Instruction
Copy down all of the data underneath, exactly as shown.

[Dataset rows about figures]
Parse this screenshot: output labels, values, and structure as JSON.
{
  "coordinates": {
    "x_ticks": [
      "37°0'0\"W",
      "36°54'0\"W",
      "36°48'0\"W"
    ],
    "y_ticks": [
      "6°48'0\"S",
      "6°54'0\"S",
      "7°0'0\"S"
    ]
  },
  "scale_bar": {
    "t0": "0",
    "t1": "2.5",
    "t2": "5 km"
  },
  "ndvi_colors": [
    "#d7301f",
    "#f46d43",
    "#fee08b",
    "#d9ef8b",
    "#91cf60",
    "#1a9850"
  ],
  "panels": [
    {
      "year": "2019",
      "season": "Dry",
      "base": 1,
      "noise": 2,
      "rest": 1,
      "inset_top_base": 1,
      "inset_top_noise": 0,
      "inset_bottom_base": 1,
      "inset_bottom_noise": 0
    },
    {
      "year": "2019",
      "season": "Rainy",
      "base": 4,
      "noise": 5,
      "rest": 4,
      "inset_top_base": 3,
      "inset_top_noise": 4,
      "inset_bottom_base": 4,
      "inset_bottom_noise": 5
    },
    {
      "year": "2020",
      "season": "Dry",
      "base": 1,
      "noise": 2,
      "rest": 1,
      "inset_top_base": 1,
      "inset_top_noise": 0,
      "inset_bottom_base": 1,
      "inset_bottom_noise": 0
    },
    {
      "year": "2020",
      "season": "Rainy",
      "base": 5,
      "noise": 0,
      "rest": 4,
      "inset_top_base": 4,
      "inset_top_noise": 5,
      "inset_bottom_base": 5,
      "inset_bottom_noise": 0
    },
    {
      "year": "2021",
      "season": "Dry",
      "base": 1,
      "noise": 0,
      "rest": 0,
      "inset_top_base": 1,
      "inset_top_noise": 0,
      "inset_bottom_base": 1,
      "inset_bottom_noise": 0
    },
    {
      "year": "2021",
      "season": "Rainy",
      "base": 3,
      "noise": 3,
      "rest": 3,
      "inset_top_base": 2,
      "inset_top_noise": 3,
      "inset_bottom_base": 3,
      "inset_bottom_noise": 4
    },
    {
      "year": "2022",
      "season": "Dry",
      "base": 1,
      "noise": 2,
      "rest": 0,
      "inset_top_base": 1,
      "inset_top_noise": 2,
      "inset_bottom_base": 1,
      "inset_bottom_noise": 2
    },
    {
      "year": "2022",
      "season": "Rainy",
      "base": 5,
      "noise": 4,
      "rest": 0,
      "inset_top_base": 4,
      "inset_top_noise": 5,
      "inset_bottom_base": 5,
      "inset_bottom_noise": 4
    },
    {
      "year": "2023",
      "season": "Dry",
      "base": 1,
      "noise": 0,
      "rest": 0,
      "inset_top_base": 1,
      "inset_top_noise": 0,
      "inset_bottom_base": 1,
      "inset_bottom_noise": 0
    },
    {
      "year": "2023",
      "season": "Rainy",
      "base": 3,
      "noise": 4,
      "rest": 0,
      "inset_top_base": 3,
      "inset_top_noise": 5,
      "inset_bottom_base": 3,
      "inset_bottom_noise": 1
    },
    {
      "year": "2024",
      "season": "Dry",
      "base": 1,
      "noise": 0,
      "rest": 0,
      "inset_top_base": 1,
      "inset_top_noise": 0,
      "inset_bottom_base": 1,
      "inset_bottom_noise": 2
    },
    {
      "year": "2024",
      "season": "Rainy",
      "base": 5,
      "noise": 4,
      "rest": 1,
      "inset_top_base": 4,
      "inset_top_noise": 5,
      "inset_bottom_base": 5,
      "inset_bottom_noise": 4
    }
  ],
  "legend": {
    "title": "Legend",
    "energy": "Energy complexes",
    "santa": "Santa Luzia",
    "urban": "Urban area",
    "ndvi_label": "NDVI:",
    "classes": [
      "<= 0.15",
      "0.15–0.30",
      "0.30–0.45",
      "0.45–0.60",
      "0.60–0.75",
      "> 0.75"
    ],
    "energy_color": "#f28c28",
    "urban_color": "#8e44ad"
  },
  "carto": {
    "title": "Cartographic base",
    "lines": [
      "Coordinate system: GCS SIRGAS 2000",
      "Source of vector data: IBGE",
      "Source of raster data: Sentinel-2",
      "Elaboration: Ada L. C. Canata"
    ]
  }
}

Solved exercise
Parse this screenshot: output labels, values, and structure as JSON.
{
  "coordinates": {
    "x_ticks": [
      "37°0'0\"W",
      "36°54'0\"W",
      "36°48'0\"W"
    ],
    "y_ticks": [
      "6°48'0\"S",
      "6°54'0\"S",
      "7°0'0\"S"
    ]
  },
  "scale_bar": {
    "t0": "0",
    "t1": "2.5",
    "t2": "5 km"
  },
  "ndvi_colors": [
    "#d7301f",
    "#f46d43",
    "#fee08b",
    "#d9ef8b",
    "#91cf60",
    "#1a9850"
  ],
  "panels": [
    {
      "year": "2019",
      "season": "Dry",
      "base": 1,
      "noise": 2,
      "rest": 1,
      "inset_top_base": 1,
      "inset_top_noise": 0,
      "inset_bottom_base": 1,
      "inset_bottom_noise": 0
    },
    {
      "year": "2019",
      "season": "Rainy",
      "base": 4,
      "noise": 5,
      "rest": 4,
      "inset_top_base": 3,
      "inset_top_noise": 4,
      "inset_bottom_base": 4,
      "inset_bottom_noise": 5
    },
    {
      "year": "2020",
      "season": "Dry",
      "base": 1,
      "noise": 2,
      "rest": 1,
      "inset_top_base": 1,
      "inset_top_noise": 0,
      "inset_bottom_base": 1,
      "inset_bottom_noise": 0
    },
    {
      "year": "2020",
      "season": "Rainy",
      "base": 5,
      "noise": 0,
      "rest": 4,
      "inset_top_base": 4,
      "inset_top_noise": 5,
      "inset_bottom_base": 5,
      "inset_bottom_noise": 0
    },
    {
      "year": "2021",
      "season": "Dry",
      "base": 1,
      "noise": 0,
      "rest": 0,
      "inset_top_base": 1,
      "inset_top_noise": 0,
      "inset_bottom_base": 1,
      "inset_bottom_noise": 0
    },
    {
      "year": "2021",
      "season": "Rainy",
      "base": 3,
      "noise": 3,
      "rest": 3,
      "inset_top_base": 2,
      "inset_top_noise": 3,
      "inset_bottom_base": 3,
      "inset_bottom_noise": 4
    },
    {
      "year": "2022",
      "season": "Dry",
      "base": 1,
      "noise": 2,
      "rest": 0,
      "inset_top_base": 1,
      "inset_top_noise": 2,
      "inset_bottom_base": 1,
      "inset_bottom_noise": 2
    },
    {
      "year": "2022",
      "season": "Rainy",
      "base": 5,
      "noise": 4,
      "rest": 0,
      "inset_top_base": 4,
      "inset_top_noise": 5,
      "inset_bottom_base": 5,
      "inset_bottom_noise": 4
    },
    {
      "year": "2023",
      "season": "Dry",
      "base": 1,
      "noise": 0,
      "rest": 0,
      "inset_top_base": 1,
      "inset_top_noise": 0,
      "inset_bottom_base": 1,
      "inset_bottom_noise": 0
    },
    {
      "year": "2023",
      "season": "Rainy",
      "base": 3,
      "noise": 4,
      "rest": 0,
      "inset_top_base": 3,
      "inset_top_noise": 5,
      "inset_bottom_base": 3,
      "inset_bottom_noise": 1
    },
    {
      "year": "2024",
      "season": "Dry",
      "base": 1,
      "noise": 0,
      "rest": 0,
      "inset_top_base": 1,
      "inset_top_noise": 0,
      "inset_bottom_base": 1,
      "inset_bottom_noise": 2
    },
    {
      "year": "2024",
      "season": "Rainy",
      "base": 5,
      "noise": 4,
      "rest": 1,
      "inset_top_base": 4,
      "inset_top_noise": 5,
      "inset_bottom_base": 5,
      "inset_bottom_noise": 4
    }
  ],
  "legend": {
    "title": "Legend",
    "energy": "Energy complexes",
    "santa": "Santa Luzia",
    "urban": "Urban area",
    "ndvi_label": "NDVI:",
    "classes": [
      "<= 0.15",
      "0.15–0.30",
      "0.30–0.45",
      "0.45–0.60",
      "0.60–0.75",
      "> 0.75"
    ],
    "energy_color": "#f28c28",
    "urban_color": "#8e44ad"
  },
  "carto": {
    "title": "Cartographic base",
    "lines": [
      "Coordinate system: GCS SIRGAS 2000",
      "Source of vector data: IBGE",
      "Source of raster data: Sentinel-2",
      "Elaboration: Ada L. C. Canata"
    ]
  }
}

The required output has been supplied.